-- Data for this task start --

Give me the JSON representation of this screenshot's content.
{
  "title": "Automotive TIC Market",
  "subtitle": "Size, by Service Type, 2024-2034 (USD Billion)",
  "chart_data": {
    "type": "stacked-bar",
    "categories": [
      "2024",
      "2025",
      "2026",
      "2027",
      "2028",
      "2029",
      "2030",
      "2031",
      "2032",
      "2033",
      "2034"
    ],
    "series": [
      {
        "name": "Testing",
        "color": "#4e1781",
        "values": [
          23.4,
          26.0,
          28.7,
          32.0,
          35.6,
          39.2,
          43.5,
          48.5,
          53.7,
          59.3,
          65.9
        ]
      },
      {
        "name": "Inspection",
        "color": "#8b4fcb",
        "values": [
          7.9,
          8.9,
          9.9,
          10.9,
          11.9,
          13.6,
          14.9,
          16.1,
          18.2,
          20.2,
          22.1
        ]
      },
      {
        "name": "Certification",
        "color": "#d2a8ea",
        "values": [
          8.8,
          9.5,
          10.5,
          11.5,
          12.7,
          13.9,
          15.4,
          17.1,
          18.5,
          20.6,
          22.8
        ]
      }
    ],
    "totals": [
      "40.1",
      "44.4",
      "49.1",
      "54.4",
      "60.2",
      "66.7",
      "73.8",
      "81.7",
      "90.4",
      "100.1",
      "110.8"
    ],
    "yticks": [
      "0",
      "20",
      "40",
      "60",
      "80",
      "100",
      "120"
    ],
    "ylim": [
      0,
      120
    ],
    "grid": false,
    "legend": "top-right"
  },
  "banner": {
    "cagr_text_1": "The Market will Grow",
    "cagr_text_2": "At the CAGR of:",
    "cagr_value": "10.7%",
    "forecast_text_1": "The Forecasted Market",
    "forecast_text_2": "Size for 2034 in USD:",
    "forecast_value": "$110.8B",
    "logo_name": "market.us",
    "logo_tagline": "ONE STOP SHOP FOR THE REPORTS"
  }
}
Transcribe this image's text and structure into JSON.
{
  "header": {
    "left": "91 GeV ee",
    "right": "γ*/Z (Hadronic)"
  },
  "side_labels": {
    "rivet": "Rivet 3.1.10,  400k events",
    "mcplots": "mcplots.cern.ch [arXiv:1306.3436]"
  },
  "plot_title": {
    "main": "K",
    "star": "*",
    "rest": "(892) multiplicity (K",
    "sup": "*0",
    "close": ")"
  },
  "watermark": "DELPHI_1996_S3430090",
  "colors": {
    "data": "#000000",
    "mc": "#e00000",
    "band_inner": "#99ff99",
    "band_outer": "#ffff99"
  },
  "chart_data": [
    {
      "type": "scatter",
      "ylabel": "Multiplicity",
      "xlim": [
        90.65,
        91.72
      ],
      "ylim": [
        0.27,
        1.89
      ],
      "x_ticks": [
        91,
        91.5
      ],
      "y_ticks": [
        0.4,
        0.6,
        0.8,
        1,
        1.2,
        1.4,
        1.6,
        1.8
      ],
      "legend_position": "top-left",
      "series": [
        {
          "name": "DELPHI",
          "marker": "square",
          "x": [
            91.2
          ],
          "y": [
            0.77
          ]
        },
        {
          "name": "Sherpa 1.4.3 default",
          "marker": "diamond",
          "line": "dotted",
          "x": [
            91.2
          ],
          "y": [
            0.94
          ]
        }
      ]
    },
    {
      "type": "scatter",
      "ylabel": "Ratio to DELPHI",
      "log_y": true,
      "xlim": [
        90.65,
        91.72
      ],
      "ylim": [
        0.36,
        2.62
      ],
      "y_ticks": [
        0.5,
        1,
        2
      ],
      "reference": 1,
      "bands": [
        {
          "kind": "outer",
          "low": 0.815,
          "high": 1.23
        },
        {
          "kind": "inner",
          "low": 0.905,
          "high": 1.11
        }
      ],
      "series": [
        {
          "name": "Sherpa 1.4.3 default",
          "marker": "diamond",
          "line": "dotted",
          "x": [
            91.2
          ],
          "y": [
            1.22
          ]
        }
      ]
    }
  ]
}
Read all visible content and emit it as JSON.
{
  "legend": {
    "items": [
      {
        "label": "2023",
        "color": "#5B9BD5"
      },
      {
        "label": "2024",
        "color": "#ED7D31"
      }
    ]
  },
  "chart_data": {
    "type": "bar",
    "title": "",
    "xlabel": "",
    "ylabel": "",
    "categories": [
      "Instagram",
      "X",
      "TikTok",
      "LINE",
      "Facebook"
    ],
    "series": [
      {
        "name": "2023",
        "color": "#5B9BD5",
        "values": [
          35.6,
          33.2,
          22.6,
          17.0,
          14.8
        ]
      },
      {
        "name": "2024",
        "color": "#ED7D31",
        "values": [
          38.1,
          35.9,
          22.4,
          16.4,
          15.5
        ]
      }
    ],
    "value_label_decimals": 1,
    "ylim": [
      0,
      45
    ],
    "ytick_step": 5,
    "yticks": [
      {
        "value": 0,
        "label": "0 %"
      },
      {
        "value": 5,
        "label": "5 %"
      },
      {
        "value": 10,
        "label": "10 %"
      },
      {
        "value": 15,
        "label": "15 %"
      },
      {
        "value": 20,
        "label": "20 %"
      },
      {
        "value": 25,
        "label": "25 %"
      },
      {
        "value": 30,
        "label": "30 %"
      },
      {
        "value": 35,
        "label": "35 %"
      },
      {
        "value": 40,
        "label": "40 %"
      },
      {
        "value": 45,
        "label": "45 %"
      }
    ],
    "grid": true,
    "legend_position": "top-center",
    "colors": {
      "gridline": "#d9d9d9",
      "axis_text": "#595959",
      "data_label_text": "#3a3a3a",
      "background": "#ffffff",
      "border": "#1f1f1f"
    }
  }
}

-- Data for this task end --

**Short problem**
Write the material out again in its entirety, exactly as shown.

**Result for this task**
Give me the JSON representation of this screenshot's content.
{
  "title": "Automotive TIC Market",
  "subtitle": "Size, by Service Type, 2024-2034 (USD Billion)",
  "chart_data": {
    "type": "stacked-bar",
    "categories": [
      "2024",
      "2025",
      "2026",
      "2027",
      "2028",
      "2029",
      "2030",
      "2031",
      "2032",
      "2033",
      "2034"
    ],
    "series": [
      {
        "name": "Testing",
        "color": "#4e1781",
        "values": [
          23.4,
          26.0,
          28.7,
          32.0,
          35.6,
          39.2,
          43.5,
          48.5,
          53.7,
          59.3,
          65.9
        ]
      },
      {
        "name": "Inspection",
        "color": "#8b4fcb",
        "values": [
          7.9,
          8.9,
          9.9,
          10.9,
          11.9,
          13.6,
          14.9,
          16.1,
          18.2,
          20.2,
          22.1
        ]
      },
      {
        "name": "Certification",
        "color": "#d2a8ea",
        "values": [
          8.8,
          9.5,
          10.5,
          11.5,
          12.7,
          13.9,
          15.4,
          17.1,
          18.5,
          20.6,
          22.8
        ]
      }
    ],
    "totals": [
      "40.1",
      "44.4",
      "49.1",
      "54.4",
      "60.2",
      "66.7",
      "73.8",
      "81.7",
      "90.4",
      "100.1",
      "110.8"
    ],
    "yticks": [
      "0",
      "20",
      "40",
      "60",
      "80",
      "100",
      "120"
    ],
    "ylim": [
      0,
      120
    ],
    "grid": false,
    "legend": "top-right"
  },
  "banner": {
    "cagr_text_1": "The Market will Grow",
    "cagr_text_2": "At the CAGR of:",
    "cagr_value": "10.7%",
    "forecast_text_1": "The Forecasted Market",
    "forecast_text_2": "Size for 2034 in USD:",
    "forecast_value": "$110.8B",
    "logo_name": "market.us",
    "logo_tagline": "ONE STOP SHOP FOR THE REPORTS"
  }
}
Transcribe this image's text and structure into JSON.
{
  "header": {
    "left": "91 GeV ee",
    "right": "γ*/Z (Hadronic)"
  },
  "side_labels": {
    "rivet": "Rivet 3.1.10,  400k events",
    "mcplots": "mcplots.cern.ch [arXiv:1306.3436]"
  },
  "plot_title": {
    "main": "K",
    "star": "*",
    "rest": "(892) multiplicity (K",
    "sup": "*0",
    "close": ")"
  },
  "watermark": "DELPHI_1996_S3430090",
  "colors": {
    "data": "#000000",
    "mc": "#e00000",
    "band_inner": "#99ff99",
    "band_outer": "#ffff99"
  },
  "chart_data": [
    {
      "type": "scatter",
      "ylabel": "Multiplicity",
      "xlim": [
        90.65,
        91.72
      ],
      "ylim": [
        0.27,
        1.89
      ],
      "x_ticks": [
        91,
        91.5
      ],
      "y_ticks": [
        0.4,
        0.6,
        0.8,
        1,
        1.2,
        1.4,
        1.6,
        1.8
      ],
      "legend_position": "top-left",
      "series": [
        {
          "name": "DELPHI",
          "marker": "square",
          "x": [
            91.2
          ],
          "y": [
            0.77
          ]
        },
        {
          "name": "Sherpa 1.4.3 default",
          "marker": "diamond",
          "line": "dotted",
          "x": [
            91.2
          ],
          "y": [
            0.94
          ]
        }
      ]
    },
    {
      "type": "scatter",
      "ylabel": "Ratio to DELPHI",
      "log_y": true,
      "xlim": [
        90.65,
        91.72
      ],
      "ylim": [
        0.36,
        2.62
      ],
      "y_ticks": [
        0.5,
        1,
        2
      ],
      "reference": 1,
      "bands": [
        {
          "kind": "outer",
          "low": 0.815,
          "high": 1.23
        },
        {
          "kind": "inner",
          "low": 0.905,
          "high": 1.11
        }
      ],
      "series": [
        {
          "name": "Sherpa 1.4.3 default",
          "marker": "diamond",
          "line": "dotted",
          "x": [
            91.2
          ],
          "y": [
            1.22
          ]
        }
      ]
    }
  ]
}
Read all visible content and emit it as JSON.
{
  "legend": {
    "items": [
      {
        "label": "2023",
        "color": "#5B9BD5"
      },
      {
        "label": "2024",
        "color": "#ED7D31"
      }
    ]
  },
  "chart_data": {
    "type": "bar",
    "title": "",
    "xlabel": "",
    "ylabel": "",
    "categories": [
      "Instagram",
      "X",
      "TikTok",
      "LINE",
      "Facebook"
    ],
    "series": [
      {
        "name": "2023",
        "color": "#5B9BD5",
        "values": [
          35.6,
          33.2,
          22.6,
          17.0,
          14.8
        ]
      },
      {
        "name": "2024",
        "color": "#ED7D31",
        "values": [
          38.1,
          35.9,
          22.4,
          16.4,
          15.5
        ]
      }
    ],
    "value_label_decimals": 1,
    "ylim": [
      0,
      45
    ],
    "ytick_step": 5,
    "yticks": [
      {
        "value": 0,
        "label": "0 %"
      },
      {
        "value": 5,
        "label": "5 %"
      },
      {
        "value": 10,
        "label": "10 %"
      },
      {
        "value": 15,
        "label": "15 %"
      },
      {
        "value": 20,
        "label": "20 %"
      },
      {
        "value": 25,
        "label": "25 %"
      },
      {
        "value": 30,
        "label": "30 %"
      },
      {
        "value": 35,
        "label": "35 %"
      },
      {
        "value": 40,
        "label": "40 %"
      },
      {
        "value": 45,
        "label": "45 %"
      }
    ],
    "grid": true,
    "legend_position": "top-center",
    "colors": {
      "gridline": "#d9d9d9",
      "axis_text": "#595959",
      "data_label_text": "#3a3a3a",
      "background": "#ffffff",
      "border": "#1f1f1f"
    }
  }
}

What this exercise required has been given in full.